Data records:
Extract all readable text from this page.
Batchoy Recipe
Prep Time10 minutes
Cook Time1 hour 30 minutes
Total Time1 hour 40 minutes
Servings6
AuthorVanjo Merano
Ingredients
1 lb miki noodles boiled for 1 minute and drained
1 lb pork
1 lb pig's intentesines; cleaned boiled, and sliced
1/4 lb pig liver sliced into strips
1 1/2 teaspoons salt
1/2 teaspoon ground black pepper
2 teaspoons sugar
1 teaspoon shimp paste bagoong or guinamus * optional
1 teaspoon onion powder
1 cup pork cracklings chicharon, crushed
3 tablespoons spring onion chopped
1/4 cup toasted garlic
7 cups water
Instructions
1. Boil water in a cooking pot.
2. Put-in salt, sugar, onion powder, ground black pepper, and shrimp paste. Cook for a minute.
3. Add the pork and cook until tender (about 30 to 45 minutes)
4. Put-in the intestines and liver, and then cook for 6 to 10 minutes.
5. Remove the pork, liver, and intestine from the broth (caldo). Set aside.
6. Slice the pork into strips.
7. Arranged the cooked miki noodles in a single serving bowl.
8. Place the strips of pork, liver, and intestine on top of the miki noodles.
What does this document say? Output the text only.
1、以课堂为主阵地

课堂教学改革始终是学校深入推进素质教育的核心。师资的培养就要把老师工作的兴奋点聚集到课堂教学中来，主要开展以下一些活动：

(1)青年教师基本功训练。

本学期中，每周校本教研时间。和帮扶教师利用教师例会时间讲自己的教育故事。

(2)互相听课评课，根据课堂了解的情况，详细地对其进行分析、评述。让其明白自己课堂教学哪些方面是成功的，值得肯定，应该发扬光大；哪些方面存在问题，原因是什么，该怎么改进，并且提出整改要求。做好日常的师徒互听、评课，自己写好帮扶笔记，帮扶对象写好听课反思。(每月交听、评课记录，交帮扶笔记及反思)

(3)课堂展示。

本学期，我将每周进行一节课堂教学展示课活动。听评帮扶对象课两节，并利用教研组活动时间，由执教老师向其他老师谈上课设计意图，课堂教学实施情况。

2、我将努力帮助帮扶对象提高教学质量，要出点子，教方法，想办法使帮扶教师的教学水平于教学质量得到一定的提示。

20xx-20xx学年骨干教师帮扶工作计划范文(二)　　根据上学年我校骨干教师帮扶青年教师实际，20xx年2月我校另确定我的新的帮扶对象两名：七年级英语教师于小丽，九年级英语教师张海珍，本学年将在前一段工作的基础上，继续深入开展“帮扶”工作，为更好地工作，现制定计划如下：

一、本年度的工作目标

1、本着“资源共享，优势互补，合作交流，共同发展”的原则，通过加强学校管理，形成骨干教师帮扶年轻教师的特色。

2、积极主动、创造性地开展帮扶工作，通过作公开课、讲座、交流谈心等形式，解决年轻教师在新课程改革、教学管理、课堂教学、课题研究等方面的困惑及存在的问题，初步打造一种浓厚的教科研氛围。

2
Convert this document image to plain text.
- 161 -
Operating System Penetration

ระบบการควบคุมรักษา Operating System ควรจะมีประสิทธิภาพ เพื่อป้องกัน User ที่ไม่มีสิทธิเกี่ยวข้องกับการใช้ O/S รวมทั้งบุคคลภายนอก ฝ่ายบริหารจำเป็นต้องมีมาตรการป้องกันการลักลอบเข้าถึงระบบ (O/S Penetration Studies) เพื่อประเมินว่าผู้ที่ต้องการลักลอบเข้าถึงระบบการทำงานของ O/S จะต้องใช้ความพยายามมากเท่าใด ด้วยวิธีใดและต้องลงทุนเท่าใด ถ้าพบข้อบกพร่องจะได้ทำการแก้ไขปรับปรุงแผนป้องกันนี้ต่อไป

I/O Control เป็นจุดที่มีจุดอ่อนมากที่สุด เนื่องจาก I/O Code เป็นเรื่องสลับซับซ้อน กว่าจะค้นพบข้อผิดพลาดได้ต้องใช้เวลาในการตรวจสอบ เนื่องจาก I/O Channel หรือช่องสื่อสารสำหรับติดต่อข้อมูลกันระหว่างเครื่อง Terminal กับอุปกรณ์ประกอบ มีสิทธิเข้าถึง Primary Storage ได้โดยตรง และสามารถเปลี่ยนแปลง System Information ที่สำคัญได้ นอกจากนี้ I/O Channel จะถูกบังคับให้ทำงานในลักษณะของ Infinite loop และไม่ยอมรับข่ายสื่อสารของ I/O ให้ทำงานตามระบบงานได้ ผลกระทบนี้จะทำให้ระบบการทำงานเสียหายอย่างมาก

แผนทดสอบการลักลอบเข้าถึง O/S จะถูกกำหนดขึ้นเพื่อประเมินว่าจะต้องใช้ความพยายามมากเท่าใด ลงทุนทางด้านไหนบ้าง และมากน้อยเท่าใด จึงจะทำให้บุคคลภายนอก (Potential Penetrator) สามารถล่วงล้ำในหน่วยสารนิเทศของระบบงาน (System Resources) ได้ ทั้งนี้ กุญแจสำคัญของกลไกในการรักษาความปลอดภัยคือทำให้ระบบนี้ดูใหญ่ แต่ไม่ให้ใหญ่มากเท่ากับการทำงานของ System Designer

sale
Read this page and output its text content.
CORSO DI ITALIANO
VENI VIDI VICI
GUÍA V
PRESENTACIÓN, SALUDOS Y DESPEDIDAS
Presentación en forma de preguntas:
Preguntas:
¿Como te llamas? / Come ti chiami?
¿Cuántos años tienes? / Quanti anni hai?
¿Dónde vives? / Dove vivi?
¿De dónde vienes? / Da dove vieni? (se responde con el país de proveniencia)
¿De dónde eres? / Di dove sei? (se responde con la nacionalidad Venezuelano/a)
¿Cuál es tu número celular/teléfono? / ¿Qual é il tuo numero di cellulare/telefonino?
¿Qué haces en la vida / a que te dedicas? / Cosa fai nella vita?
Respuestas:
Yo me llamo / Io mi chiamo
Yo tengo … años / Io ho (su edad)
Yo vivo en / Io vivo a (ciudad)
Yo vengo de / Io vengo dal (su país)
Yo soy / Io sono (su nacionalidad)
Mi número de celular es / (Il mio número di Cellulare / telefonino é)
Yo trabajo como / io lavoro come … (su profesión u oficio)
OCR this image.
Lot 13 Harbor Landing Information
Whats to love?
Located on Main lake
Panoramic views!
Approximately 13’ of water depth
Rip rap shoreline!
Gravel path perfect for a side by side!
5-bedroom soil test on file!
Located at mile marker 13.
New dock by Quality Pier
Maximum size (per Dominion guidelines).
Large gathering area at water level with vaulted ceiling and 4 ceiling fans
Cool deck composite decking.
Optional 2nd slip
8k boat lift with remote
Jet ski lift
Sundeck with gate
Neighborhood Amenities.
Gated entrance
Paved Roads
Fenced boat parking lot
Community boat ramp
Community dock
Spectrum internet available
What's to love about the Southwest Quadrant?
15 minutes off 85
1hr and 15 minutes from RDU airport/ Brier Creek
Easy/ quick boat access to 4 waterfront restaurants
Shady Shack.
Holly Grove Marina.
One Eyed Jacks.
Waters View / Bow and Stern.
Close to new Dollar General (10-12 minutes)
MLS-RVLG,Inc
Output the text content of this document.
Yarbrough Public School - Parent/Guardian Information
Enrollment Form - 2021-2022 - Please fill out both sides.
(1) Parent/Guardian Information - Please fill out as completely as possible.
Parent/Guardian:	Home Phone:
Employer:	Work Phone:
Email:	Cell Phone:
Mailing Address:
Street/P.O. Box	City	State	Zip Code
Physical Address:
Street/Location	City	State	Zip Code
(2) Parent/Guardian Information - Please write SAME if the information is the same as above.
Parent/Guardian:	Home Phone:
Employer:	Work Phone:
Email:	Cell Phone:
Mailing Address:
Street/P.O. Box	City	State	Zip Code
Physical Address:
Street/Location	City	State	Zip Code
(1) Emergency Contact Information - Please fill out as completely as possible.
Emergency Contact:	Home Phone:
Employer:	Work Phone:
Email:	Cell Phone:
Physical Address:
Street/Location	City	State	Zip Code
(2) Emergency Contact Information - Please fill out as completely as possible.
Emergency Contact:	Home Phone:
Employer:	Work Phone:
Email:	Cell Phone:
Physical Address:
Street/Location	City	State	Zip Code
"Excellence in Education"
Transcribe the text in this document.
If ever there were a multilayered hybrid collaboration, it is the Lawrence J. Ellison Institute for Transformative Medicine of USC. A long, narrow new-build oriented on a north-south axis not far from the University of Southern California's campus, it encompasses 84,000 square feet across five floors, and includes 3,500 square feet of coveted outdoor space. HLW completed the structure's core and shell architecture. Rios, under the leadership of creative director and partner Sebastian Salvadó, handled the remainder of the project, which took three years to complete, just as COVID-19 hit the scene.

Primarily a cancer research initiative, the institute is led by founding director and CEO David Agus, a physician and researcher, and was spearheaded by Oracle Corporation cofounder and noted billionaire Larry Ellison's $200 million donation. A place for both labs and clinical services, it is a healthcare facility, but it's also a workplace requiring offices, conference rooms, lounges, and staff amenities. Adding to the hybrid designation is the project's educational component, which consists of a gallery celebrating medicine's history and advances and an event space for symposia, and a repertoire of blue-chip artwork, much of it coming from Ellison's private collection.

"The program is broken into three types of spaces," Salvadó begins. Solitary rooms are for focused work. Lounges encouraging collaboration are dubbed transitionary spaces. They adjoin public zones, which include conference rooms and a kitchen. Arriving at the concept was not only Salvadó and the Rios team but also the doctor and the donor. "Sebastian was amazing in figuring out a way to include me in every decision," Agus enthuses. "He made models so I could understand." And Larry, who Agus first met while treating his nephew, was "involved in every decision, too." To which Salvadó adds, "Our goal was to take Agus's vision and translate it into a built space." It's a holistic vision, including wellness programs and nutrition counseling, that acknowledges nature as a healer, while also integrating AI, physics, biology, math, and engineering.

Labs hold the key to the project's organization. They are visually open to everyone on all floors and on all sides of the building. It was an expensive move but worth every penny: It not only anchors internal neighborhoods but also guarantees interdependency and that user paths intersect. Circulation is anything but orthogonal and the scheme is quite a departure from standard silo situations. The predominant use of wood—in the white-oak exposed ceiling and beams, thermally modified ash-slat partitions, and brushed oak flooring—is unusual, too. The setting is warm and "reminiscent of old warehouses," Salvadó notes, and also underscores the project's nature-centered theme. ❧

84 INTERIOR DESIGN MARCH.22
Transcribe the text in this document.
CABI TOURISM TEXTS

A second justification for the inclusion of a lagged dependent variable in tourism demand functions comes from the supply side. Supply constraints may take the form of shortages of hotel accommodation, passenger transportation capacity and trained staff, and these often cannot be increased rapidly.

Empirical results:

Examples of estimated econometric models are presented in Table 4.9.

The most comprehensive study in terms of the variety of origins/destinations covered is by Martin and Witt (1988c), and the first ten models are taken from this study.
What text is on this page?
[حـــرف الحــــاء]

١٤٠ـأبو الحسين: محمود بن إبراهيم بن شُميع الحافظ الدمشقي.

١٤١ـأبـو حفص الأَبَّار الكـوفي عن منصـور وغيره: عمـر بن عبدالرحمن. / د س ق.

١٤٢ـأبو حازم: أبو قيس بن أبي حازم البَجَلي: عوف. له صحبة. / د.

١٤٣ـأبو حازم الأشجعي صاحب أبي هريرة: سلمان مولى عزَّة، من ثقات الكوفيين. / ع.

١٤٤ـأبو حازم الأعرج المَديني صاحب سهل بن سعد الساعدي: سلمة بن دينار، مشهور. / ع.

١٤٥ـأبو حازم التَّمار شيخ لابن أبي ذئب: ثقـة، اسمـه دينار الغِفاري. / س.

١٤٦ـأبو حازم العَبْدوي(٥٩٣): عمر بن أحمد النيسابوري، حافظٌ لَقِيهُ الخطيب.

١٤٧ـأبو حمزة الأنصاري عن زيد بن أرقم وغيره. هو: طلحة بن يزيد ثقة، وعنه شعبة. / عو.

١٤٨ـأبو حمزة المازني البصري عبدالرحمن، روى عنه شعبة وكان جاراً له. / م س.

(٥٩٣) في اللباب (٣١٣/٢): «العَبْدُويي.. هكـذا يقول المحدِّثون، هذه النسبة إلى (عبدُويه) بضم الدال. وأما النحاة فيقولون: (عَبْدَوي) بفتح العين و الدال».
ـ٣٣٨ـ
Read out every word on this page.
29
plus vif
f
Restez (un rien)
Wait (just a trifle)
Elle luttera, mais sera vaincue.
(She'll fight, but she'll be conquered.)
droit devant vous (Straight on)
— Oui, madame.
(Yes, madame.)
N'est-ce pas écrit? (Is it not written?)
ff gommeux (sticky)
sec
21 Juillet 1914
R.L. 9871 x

• _Aim of the exercise_
Search the preceding listing for the word "miki" and pull out every line that holds it.

• _Exercise solution_
1 lb miki noodles boiled for 1 minute and drained
7. Arranged the cooked miki noodles in a single serving bowl.
8. Place the strips of pork, liver, and intestine on top of the miki noodles.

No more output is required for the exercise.